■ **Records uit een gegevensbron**
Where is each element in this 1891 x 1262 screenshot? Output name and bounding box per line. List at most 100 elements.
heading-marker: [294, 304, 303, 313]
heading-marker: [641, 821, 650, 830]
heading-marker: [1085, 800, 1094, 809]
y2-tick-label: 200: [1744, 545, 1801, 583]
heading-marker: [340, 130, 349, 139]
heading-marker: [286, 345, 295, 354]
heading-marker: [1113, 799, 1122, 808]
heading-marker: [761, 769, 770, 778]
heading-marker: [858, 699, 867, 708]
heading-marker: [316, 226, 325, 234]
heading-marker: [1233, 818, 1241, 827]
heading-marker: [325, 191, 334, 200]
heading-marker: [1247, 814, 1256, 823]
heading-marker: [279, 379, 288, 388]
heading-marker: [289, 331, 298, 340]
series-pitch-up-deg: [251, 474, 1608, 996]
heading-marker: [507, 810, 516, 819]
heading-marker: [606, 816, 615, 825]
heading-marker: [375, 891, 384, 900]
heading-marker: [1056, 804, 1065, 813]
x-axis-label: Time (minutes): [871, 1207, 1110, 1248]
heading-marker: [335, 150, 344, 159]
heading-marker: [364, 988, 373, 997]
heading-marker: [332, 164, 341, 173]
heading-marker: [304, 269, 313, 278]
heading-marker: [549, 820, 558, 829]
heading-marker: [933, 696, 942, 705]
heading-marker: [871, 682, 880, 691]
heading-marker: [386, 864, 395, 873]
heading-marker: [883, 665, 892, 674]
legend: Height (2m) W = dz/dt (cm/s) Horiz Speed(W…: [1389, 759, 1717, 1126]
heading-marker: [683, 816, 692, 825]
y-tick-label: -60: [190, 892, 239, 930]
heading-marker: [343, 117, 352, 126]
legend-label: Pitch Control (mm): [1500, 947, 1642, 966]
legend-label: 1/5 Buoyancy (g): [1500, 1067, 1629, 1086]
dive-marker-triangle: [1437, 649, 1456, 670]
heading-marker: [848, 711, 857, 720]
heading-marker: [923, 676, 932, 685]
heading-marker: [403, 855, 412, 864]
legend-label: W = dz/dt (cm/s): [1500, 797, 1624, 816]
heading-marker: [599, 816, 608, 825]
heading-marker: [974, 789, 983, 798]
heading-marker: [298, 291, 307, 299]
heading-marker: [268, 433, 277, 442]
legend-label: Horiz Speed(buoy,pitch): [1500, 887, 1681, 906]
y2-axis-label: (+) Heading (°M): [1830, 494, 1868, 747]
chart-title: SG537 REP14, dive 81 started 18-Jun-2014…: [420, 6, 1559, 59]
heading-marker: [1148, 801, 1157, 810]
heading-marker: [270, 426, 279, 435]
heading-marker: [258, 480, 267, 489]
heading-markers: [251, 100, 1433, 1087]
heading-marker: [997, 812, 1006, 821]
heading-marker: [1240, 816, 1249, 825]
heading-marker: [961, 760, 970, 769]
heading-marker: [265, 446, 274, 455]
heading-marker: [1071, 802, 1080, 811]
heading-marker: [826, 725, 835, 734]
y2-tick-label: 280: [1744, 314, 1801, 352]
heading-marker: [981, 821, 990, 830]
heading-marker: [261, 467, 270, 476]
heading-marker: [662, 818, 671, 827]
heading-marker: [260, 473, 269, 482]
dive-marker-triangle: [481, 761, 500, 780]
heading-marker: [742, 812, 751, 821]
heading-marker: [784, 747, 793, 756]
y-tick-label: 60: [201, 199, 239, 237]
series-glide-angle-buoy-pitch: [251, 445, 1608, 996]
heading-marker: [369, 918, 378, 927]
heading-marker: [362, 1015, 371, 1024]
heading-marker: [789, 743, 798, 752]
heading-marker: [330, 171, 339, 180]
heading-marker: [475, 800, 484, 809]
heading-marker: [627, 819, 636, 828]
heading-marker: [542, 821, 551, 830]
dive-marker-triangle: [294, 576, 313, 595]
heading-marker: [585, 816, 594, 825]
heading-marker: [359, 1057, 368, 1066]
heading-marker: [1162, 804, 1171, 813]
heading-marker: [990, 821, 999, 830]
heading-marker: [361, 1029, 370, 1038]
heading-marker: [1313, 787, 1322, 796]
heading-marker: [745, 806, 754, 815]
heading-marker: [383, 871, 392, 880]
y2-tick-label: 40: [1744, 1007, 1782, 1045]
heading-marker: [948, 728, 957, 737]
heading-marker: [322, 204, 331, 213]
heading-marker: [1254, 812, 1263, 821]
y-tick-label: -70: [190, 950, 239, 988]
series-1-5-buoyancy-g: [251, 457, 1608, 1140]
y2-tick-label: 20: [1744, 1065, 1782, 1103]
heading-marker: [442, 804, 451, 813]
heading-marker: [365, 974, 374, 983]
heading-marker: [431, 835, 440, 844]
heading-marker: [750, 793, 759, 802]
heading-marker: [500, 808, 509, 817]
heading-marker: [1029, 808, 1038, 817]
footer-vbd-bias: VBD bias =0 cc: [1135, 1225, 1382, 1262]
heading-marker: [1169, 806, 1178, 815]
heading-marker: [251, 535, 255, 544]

■ **Opdracht**
Citeer alle items hierboven letterlijk en volledig.

■ **Resultaat opdracht**
Where is each element in this 1891 x 1262 screenshot? Output name and bounding box per line. List at most 100 elements.
heading-marker: [294, 304, 303, 313]
heading-marker: [641, 821, 650, 830]
heading-marker: [1085, 800, 1094, 809]
y2-tick-label: 200: [1744, 545, 1801, 583]
heading-marker: [340, 130, 349, 139]
heading-marker: [286, 345, 295, 354]
heading-marker: [1113, 799, 1122, 808]
heading-marker: [761, 769, 770, 778]
heading-marker: [858, 699, 867, 708]
heading-marker: [316, 226, 325, 234]
heading-marker: [1233, 818, 1241, 827]
heading-marker: [325, 191, 334, 200]
heading-marker: [1247, 814, 1256, 823]
heading-marker: [279, 379, 288, 388]
heading-marker: [289, 331, 298, 340]
series-pitch-up-deg: [251, 474, 1608, 996]
heading-marker: [507, 810, 516, 819]
heading-marker: [606, 816, 615, 825]
heading-marker: [375, 891, 384, 900]
heading-marker: [1056, 804, 1065, 813]
x-axis-label: Time (minutes): [871, 1207, 1110, 1248]
heading-marker: [335, 150, 344, 159]
heading-marker: [364, 988, 373, 997]
heading-marker: [332, 164, 341, 173]
heading-marker: [304, 269, 313, 278]
heading-marker: [549, 820, 558, 829]
heading-marker: [933, 696, 942, 705]
heading-marker: [871, 682, 880, 691]
heading-marker: [386, 864, 395, 873]
heading-marker: [883, 665, 892, 674]
legend: Height (2m) W = dz/dt (cm/s) Horiz Speed(W…: [1389, 759, 1717, 1126]
heading-marker: [683, 816, 692, 825]
y-tick-label: -60: [190, 892, 239, 930]
heading-marker: [343, 117, 352, 126]
legend-label: Pitch Control (mm): [1500, 947, 1642, 966]
legend-label: 1/5 Buoyancy (g): [1500, 1067, 1629, 1086]
dive-marker-triangle: [1437, 649, 1456, 670]
heading-marker: [848, 711, 857, 720]
heading-marker: [923, 676, 932, 685]
heading-marker: [403, 855, 412, 864]
legend-label: W = dz/dt (cm/s): [1500, 797, 1624, 816]
heading-marker: [599, 816, 608, 825]
heading-marker: [974, 789, 983, 798]
heading-marker: [298, 291, 307, 299]
heading-marker: [268, 433, 277, 442]
legend-label: Horiz Speed(buoy,pitch): [1500, 887, 1681, 906]
y2-axis-label: (+) Heading (°M): [1830, 494, 1868, 747]
chart-title: SG537 REP14, dive 81 started 18-Jun-2014…: [420, 6, 1559, 59]
heading-marker: [1148, 801, 1157, 810]
heading-marker: [270, 426, 279, 435]
heading-marker: [258, 480, 267, 489]
heading-markers: [251, 100, 1433, 1087]
heading-marker: [997, 812, 1006, 821]
heading-marker: [1240, 816, 1249, 825]
heading-marker: [961, 760, 970, 769]
heading-marker: [265, 446, 274, 455]
heading-marker: [1071, 802, 1080, 811]
heading-marker: [826, 725, 835, 734]
y2-tick-label: 280: [1744, 314, 1801, 352]
heading-marker: [981, 821, 990, 830]
heading-marker: [261, 467, 270, 476]
heading-marker: [662, 818, 671, 827]
heading-marker: [260, 473, 269, 482]
dive-marker-triangle: [481, 761, 500, 780]
heading-marker: [742, 812, 751, 821]
heading-marker: [784, 747, 793, 756]
y-tick-label: 60: [201, 199, 239, 237]
series-glide-angle-buoy-pitch: [251, 445, 1608, 996]
heading-marker: [369, 918, 378, 927]
heading-marker: [362, 1015, 371, 1024]
heading-marker: [789, 743, 798, 752]
heading-marker: [330, 171, 339, 180]
heading-marker: [475, 800, 484, 809]
heading-marker: [627, 819, 636, 828]
heading-marker: [542, 821, 551, 830]
dive-marker-triangle: [294, 576, 313, 595]
heading-marker: [585, 816, 594, 825]
heading-marker: [359, 1057, 368, 1066]
heading-marker: [1162, 804, 1171, 813]
heading-marker: [990, 821, 999, 830]
heading-marker: [361, 1029, 370, 1038]
heading-marker: [1313, 787, 1322, 796]
heading-marker: [745, 806, 754, 815]
heading-marker: [383, 871, 392, 880]
y2-tick-label: 40: [1744, 1007, 1782, 1045]
heading-marker: [948, 728, 957, 737]
heading-marker: [322, 204, 331, 213]
heading-marker: [1254, 812, 1263, 821]
y-tick-label: -70: [190, 950, 239, 988]
series-1-5-buoyancy-g: [251, 457, 1608, 1140]
y2-tick-label: 20: [1744, 1065, 1782, 1103]
heading-marker: [442, 804, 451, 813]
heading-marker: [365, 974, 374, 983]
heading-marker: [431, 835, 440, 844]
heading-marker: [750, 793, 759, 802]
heading-marker: [500, 808, 509, 817]
heading-marker: [1029, 808, 1038, 817]
footer-vbd-bias: VBD bias =0 cc: [1135, 1225, 1382, 1262]
heading-marker: [1169, 806, 1178, 815]
heading-marker: [251, 535, 255, 544]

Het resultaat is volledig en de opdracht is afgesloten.